● **TASK TO COMPLETE**:
Every record here needs to be written out again exactly.

● **DATASET CONTENT**:
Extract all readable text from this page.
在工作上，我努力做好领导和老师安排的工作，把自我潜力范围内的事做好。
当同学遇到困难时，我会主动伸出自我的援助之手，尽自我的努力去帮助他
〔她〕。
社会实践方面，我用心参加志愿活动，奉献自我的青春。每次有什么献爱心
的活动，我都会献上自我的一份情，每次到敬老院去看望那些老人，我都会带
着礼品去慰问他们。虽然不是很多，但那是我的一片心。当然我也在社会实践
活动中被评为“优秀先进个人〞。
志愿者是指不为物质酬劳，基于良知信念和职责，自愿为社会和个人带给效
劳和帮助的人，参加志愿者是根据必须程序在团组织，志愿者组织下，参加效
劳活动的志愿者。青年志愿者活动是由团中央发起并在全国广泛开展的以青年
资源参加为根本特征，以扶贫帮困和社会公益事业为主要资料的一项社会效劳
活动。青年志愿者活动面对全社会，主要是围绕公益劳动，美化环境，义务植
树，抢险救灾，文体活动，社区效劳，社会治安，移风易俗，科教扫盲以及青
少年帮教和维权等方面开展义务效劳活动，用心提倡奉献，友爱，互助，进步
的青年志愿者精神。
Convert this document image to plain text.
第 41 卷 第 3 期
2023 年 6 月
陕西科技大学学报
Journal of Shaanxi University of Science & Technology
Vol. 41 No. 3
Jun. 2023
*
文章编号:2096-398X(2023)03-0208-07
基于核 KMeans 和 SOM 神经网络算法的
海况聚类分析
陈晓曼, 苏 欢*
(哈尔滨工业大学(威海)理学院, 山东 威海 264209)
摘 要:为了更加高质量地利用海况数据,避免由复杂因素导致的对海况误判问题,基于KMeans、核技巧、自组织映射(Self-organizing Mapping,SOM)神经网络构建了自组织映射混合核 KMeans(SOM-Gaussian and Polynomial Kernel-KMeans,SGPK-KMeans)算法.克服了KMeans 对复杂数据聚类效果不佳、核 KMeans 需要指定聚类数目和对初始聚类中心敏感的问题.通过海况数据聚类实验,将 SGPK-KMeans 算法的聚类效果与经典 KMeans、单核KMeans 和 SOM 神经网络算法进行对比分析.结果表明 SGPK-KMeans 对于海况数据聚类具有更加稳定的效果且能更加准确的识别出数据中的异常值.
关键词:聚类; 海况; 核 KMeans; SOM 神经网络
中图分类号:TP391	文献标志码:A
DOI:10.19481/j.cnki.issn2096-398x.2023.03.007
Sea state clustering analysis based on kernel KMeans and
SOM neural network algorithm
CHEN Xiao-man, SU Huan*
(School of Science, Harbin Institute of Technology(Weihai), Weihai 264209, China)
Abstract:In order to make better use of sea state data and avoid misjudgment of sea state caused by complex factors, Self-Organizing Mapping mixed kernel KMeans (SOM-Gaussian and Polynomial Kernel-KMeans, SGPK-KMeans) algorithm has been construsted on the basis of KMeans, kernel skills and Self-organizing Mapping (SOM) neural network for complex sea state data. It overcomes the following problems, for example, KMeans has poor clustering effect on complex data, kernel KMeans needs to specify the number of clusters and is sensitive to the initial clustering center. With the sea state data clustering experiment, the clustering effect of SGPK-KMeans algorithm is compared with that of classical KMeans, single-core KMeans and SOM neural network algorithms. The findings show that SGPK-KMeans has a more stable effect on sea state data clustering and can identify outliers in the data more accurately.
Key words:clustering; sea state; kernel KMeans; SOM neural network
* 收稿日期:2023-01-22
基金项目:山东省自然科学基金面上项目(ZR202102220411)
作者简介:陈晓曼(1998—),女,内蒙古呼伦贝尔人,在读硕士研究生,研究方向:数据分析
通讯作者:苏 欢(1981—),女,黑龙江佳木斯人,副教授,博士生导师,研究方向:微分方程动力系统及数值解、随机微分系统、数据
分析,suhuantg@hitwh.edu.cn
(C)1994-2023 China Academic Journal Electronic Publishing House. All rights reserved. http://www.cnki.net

● **EXERCISE RESPONSE**:
Extract all readable text from this page.
在工作上，我努力做好领导和老师安排的工作，把自我潜力范围内的事做好。
当同学遇到困难时，我会主动伸出自我的援助之手，尽自我的努力去帮助他
〔她〕。
社会实践方面，我用心参加志愿活动，奉献自我的青春。每次有什么献爱心
的活动，我都会献上自我的一份情，每次到敬老院去看望那些老人，我都会带
着礼品去慰问他们。虽然不是很多，但那是我的一片心。当然我也在社会实践
活动中被评为“优秀先进个人〞。
志愿者是指不为物质酬劳，基于良知信念和职责，自愿为社会和个人带给效
劳和帮助的人，参加志愿者是根据必须程序在团组织，志愿者组织下，参加效
劳活动的志愿者。青年志愿者活动是由团中央发起并在全国广泛开展的以青年
资源参加为根本特征，以扶贫帮困和社会公益事业为主要资料的一项社会效劳
活动。青年志愿者活动面对全社会，主要是围绕公益劳动，美化环境，义务植
树，抢险救灾，文体活动，社区效劳，社会治安，移风易俗，科教扫盲以及青
少年帮教和维权等方面开展义务效劳活动，用心提倡奉献，友爱，互助，进步
的青年志愿者精神。
Convert this document image to plain text.
第 41 卷 第 3 期
2023 年 6 月
陕西科技大学学报
Journal of Shaanxi University of Science & Technology
Vol. 41 No. 3
Jun. 2023
*
文章编号:2096-398X(2023)03-0208-07
基于核 KMeans 和 SOM 神经网络算法的
海况聚类分析
陈晓曼, 苏 欢*
(哈尔滨工业大学(威海)理学院, 山东 威海 264209)
摘 要:为了更加高质量地利用海况数据,避免由复杂因素导致的对海况误判问题,基于KMeans、核技巧、自组织映射(Self-organizing Mapping,SOM)神经网络构建了自组织映射混合核 KMeans(SOM-Gaussian and Polynomial Kernel-KMeans,SGPK-KMeans)算法.克服了KMeans 对复杂数据聚类效果不佳、核 KMeans 需要指定聚类数目和对初始聚类中心敏感的问题.通过海况数据聚类实验,将 SGPK-KMeans 算法的聚类效果与经典 KMeans、单核KMeans 和 SOM 神经网络算法进行对比分析.结果表明 SGPK-KMeans 对于海况数据聚类具有更加稳定的效果且能更加准确的识别出数据中的异常值.
关键词:聚类; 海况; 核 KMeans; SOM 神经网络
中图分类号:TP391	文献标志码:A
DOI:10.19481/j.cnki.issn2096-398x.2023.03.007
Sea state clustering analysis based on kernel KMeans and
SOM neural network algorithm
CHEN Xiao-man, SU Huan*
(School of Science, Harbin Institute of Technology(Weihai), Weihai 264209, China)
Abstract:In order to make better use of sea state data and avoid misjudgment of sea state caused by complex factors, Self-Organizing Mapping mixed kernel KMeans (SOM-Gaussian and Polynomial Kernel-KMeans, SGPK-KMeans) algorithm has been construsted on the basis of KMeans, kernel skills and Self-organizing Mapping (SOM) neural network for complex sea state data. It overcomes the following problems, for example, KMeans has poor clustering effect on complex data, kernel KMeans needs to specify the number of clusters and is sensitive to the initial clustering center. With the sea state data clustering experiment, the clustering effect of SGPK-KMeans algorithm is compared with that of classical KMeans, single-core KMeans and SOM neural network algorithms. The findings show that SGPK-KMeans has a more stable effect on sea state data clustering and can identify outliers in the data more accurately.
Key words:clustering; sea state; kernel KMeans; SOM neural network
* 收稿日期:2023-01-22
基金项目:山东省自然科学基金面上项目(ZR202102220411)
作者简介:陈晓曼(1998—),女,内蒙古呼伦贝尔人,在读硕士研究生,研究方向:数据分析
通讯作者:苏 欢(1981—),女,黑龙江佳木斯人,副教授,博士生导师,研究方向:微分方程动力系统及数值解、随机微分系统、数据
分析,suhuantg@hitwh.edu.cn
(C)1994-2023 China Academic Journal Electronic Publishing House. All rights reserved. http://www.cnki.net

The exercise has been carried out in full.